課題の要件:
• 1. 桂昌院についての文章を読み、次の問いに答えてください。
(a) 桂昌院が生まれたのは何年か。
(b) お玉が機織り娘として出発したのは何歳のときか。
(c) レンコンを買った機屋のおかみは、娘に何をくれたか。
• 2. 桂昌院についての文章から、「やがて、まだ9歳になったばか」から「に入り大奥で仕えるようにー。」までを引用してください。
• 3. 桂昌院についての文章の続きを書いてください。

今回は、西陣とは切っても切れない女性のことをご紹介してから、その方のイメージにピッタリの『西陣織』の帯をご紹介します![]()
その方のお名前は「桂昌院(けいしょういん)」。
寛永5(1628)年、西陣の八百屋の次女として生まれ、名を「玉(たま)」といいました。
八百屋の主人は、朝早くから夜遅くまで野菜を車に積み、機業家が多い西陣の町を廻って商いをしていました。
そんな中、心のなぐさめとなったのは、織屋の格子戸からもれてくる『機織(はたおり)』の歌でした。
「トンカラリ、トンカラリ
」
機音に混じって女たちの歌声が、織り出される優雅な紋織(もんおり)のように耳に響いてきますー![]()
ある朝、レンコンを買ってくれた機屋のおかみが、珍しく車についてきた娘の髪をなでて、
「おやまぁ 可愛い娘やな。 『機織り』の歌を歌うてるやあらへんの。」
と、娘の可愛らしいいまね歌に微笑しながら、手製のおこしを一包くれました![]()
娘は得意になってさらに『機織り』の歌を歌いながら、父の車について町を流していきました。
やがて、まだ9歳になったばかりの「お玉」は、機織り娘として出発することになったのですー![]()
織屋のおかみさんは自分の娘のように可愛がってはくれましたが、寝泊りは親の元を離れ、織屋の奉公人としてきっぱりと始められました。
出来るだけ幼い頃から自分の子供のようにして育てつつ、技術を修得させることを考えたためです。
4,5年も経つと腕も上がり一人前となったお玉は、いい織物と悪い織物の見分けがつくようにもなってきました。
そして、関白二条家に命じられた敷物を精魂込めて織り、気に入られたことがきっかけで、二条家の「鷹司孝子」に仕えることとなりました。
これが大きな転機となり、「孝子」が「将軍家光」に入嫁するのに伴われ、江戸城に入り大奥で仕えるようにー。

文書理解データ
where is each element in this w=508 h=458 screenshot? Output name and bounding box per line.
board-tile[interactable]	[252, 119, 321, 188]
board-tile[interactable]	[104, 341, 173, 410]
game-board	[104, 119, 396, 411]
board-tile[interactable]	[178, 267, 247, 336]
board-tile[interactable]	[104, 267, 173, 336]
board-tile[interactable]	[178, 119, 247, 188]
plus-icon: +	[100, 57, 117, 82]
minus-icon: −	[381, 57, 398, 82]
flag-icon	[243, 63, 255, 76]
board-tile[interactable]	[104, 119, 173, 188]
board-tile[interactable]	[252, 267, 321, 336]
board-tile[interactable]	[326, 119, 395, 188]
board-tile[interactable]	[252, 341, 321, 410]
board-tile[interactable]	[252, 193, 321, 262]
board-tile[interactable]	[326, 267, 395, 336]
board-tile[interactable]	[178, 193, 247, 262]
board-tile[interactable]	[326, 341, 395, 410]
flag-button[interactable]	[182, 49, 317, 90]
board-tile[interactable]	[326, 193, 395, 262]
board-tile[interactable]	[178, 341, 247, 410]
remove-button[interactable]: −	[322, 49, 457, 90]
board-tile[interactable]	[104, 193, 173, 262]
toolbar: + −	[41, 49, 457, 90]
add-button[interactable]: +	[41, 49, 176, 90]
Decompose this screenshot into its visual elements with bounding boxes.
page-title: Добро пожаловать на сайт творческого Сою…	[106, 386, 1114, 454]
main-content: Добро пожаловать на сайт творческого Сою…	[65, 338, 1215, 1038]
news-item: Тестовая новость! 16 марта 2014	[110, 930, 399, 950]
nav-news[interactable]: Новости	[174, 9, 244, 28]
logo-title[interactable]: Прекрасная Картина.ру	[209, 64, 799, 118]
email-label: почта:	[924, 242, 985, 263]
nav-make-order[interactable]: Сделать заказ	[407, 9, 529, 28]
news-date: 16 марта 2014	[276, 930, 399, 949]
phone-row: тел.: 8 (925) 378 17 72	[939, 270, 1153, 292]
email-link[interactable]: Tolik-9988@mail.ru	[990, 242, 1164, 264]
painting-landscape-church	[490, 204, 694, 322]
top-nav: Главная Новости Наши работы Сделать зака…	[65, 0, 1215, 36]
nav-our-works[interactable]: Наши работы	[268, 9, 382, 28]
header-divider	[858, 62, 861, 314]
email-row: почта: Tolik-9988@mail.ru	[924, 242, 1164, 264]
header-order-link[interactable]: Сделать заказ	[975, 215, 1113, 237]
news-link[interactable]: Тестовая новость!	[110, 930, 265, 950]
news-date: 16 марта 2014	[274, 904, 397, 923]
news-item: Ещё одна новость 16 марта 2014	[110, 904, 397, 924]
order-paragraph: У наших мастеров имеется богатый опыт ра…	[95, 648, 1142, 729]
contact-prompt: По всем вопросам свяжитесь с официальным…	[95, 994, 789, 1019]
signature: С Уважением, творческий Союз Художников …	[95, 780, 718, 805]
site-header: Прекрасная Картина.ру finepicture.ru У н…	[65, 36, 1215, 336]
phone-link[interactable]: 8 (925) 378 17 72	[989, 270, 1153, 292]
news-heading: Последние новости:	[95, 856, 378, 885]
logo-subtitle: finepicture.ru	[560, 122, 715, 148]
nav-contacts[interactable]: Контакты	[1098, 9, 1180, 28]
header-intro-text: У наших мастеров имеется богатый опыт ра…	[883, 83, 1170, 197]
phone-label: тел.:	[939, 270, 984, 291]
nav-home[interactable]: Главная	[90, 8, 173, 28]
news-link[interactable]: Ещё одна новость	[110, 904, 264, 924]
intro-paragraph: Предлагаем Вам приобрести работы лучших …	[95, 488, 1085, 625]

想定される出力:
• 1.
(a) 寛永5(1628)年
(b) 9歳になったばかりのとき
(c) 手製のおこし一包

• 2.
やがて、まだ9歳になったばかりの「お玉」は、機織り娘として出発することになったのですー![]()
織屋のおかみさんは自分の娘のように可愛がってはくれましたが、寝泊りは親の元を離れ、織屋の奉公人としてきっぱりと始められました。
出来るだけ幼い頃から自分の子供のようにして育てつつ、技術を修得させることを考えたためです。
4,5年も経つと腕も上がり一人前となったお玉は、いい織物と悪い織物の見分けがつくようにもなってきました。
そして、関白二条家に命じられた敷物を精魂込めて織り、気に入られたことがきっかけで、二条家の「鷹司孝子」に仕えることとなりました。
これが大きな転機となり、「孝子」が「将軍家光」に入嫁するのに伴われ、江戸城に入り大奥で仕えるようにー。

• 3.
やがて、「春日局」に認められ「家光」の側室となり、後の五代将軍「綱吉」を生んだのです![]()
「桂昌院」は、終生神仏を敬い、「今宮神社」が極度に荒れ果てていると聞いては寄進や色々な心配りをし、郷土京都の為に尽くしました。
また、衰退の途にあった『西陣機業』の保護の為「家光」にとりはからい、都度の危機を抜ける為に多くの功績を残したとも伝わっています。
「今宮神社」は『西陣織』の発祥の地である西陣地区の氏神として信仰されており、その境内には、西陣織業者が創始した『織姫社』があります![]()
また手水舎は、『お玉の井』といって1694年、「桂昌院」により寄進されたものです。
そしてそして、御朱印帳は「桂昌院」の実家の商いから野菜の柄になっているんですよ
(色違いも有り)
この「今宮神社」は八百屋の生まれから身を起こし、将軍の生母にまで昇りつめた類まれな女性「桂昌院」が崇敬していたことから、別名「玉の輿神社」
とも呼ばれ、若い女性たちがそのご利益を求めて参拝されてもいるようです![]()
さて、今回ご紹介するのは「桂昌院」さまのイメージにピッタリの「桔梗(ききょう)」柄の帯です![]()
「桔梗」は秋の季語ですが、開花時期は6月~9月頃で、まさに今満開の時期を迎えています。
花言葉は「永遠の愛」、「変わらぬ愛」、「誠実」、「気品」。
「気品」というのは、つつましやかな和装の女性を思わせることからついたようです。 素敵ですよね...![]()
こちらは単衣(ひとえ)用の袋帯で、白地と黒地の2種類あります。
柔らかで大変軽く通気性も良いので、単衣の時期にストレス無く、締めていただくことが出来ます。
写真では分かりにくいのですが、白地は花弁のところにわずかに『銀色糸』が入っていて、地の透かし模様の「桔梗」は白なので、大変爽やかで涼し気、上品で優しいイメージです。
一方の黒地の方は、素材は白地と同じ(絹90%、ポリエステル、レーヨン10%未満)ですが、「桔梗」の花弁や地の透かし模様に『金色糸』を使用している為、上品な中にも金色の光沢が豪華な印象です。